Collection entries
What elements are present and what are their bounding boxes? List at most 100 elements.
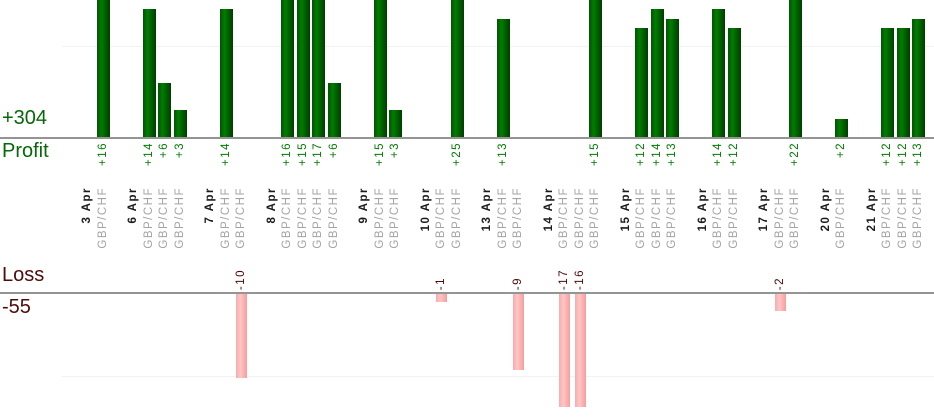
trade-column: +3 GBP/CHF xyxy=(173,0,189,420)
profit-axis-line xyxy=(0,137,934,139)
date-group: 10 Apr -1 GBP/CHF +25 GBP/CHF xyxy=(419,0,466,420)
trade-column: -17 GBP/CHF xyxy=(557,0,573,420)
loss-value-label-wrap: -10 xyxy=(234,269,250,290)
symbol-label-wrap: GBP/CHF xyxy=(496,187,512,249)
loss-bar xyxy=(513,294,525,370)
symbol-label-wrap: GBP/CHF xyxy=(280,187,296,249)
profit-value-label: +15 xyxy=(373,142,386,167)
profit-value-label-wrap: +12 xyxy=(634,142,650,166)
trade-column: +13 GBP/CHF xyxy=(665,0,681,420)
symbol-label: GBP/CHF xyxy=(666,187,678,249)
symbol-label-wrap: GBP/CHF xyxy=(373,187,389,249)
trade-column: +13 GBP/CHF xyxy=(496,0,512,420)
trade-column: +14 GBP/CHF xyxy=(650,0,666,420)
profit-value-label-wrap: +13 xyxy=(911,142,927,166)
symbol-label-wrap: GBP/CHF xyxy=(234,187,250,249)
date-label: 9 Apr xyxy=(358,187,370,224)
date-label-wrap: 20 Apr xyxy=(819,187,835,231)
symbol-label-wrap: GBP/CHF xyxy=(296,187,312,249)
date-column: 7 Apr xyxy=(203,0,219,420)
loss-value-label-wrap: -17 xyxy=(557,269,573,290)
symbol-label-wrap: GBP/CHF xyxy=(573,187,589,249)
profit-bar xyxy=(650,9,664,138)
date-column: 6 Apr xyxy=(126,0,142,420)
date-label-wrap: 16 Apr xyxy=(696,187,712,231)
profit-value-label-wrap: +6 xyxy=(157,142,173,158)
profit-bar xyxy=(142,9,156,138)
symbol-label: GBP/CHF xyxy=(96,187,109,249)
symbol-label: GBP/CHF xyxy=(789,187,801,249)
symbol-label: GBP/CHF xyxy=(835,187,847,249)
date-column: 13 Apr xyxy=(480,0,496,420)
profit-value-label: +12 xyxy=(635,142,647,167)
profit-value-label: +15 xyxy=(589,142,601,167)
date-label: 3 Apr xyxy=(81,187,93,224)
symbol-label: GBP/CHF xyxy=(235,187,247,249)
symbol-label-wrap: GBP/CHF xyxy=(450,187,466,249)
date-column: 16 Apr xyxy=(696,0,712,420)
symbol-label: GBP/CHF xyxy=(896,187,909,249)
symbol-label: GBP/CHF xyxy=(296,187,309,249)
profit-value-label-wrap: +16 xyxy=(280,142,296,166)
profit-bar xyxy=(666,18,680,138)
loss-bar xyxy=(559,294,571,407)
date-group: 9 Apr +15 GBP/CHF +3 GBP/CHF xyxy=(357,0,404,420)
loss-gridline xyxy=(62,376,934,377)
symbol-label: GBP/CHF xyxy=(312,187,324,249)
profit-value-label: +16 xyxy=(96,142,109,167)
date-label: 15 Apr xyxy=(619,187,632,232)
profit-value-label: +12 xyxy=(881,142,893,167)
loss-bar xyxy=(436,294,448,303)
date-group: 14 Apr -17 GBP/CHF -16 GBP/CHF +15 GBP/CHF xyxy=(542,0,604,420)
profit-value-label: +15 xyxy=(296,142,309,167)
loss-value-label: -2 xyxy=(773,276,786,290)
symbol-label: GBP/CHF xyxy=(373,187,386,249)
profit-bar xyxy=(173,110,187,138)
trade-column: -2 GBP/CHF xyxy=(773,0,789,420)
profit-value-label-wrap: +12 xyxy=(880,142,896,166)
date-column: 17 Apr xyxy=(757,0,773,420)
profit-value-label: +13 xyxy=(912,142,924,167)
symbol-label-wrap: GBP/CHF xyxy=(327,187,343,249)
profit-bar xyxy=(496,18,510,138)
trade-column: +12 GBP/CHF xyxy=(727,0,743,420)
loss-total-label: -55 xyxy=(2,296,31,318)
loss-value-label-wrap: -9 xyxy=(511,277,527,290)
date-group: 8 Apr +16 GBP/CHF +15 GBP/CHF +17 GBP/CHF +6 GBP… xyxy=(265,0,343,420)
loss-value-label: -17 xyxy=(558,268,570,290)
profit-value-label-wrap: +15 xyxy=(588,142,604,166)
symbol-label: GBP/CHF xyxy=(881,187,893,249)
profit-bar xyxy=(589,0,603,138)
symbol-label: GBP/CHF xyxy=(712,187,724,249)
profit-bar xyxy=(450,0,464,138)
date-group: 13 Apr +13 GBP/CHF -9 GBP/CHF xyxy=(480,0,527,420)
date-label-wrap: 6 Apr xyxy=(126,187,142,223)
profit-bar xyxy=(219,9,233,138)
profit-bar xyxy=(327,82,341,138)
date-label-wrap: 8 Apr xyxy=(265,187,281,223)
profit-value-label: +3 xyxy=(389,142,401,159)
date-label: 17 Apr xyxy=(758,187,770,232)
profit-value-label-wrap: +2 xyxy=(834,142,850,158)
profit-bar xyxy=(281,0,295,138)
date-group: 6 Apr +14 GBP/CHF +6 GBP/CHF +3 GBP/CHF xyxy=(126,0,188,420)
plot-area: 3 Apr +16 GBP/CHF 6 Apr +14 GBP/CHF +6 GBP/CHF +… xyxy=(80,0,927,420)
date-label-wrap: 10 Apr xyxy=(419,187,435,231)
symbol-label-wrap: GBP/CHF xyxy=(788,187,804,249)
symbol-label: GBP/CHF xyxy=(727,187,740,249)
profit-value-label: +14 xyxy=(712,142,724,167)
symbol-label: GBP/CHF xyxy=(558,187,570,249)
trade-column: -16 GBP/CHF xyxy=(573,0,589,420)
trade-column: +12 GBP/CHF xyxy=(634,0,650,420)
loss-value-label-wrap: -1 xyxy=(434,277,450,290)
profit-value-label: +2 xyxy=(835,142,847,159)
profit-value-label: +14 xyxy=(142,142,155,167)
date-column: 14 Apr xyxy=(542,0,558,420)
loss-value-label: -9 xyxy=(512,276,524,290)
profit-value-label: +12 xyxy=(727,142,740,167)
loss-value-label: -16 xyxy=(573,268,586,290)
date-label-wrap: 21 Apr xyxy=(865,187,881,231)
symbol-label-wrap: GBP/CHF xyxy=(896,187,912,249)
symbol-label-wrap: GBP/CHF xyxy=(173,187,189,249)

(REQUIREMENT)
Reproduce everything from the row containing "trade-column: +3 GBP/CHF xyxy=(173,0,189,420)" down to the row containing "loss-bar xyxy=(513,294,525,370)", swapping "trade-column" for "position-column" and leaving all else unchanged.

(COMPLETE RESPONSE)
position-column: +3 GBP/CHF xyxy=(173,0,189,420)
profit-axis-line xyxy=(0,137,934,139)
date-group: 10 Apr -1 GBP/CHF +25 GBP/CHF xyxy=(419,0,466,420)
position-column: -17 GBP/CHF xyxy=(557,0,573,420)
loss-value-label-wrap: -10 xyxy=(234,269,250,290)
symbol-label-wrap: GBP/CHF xyxy=(496,187,512,249)
loss-bar xyxy=(513,294,525,370)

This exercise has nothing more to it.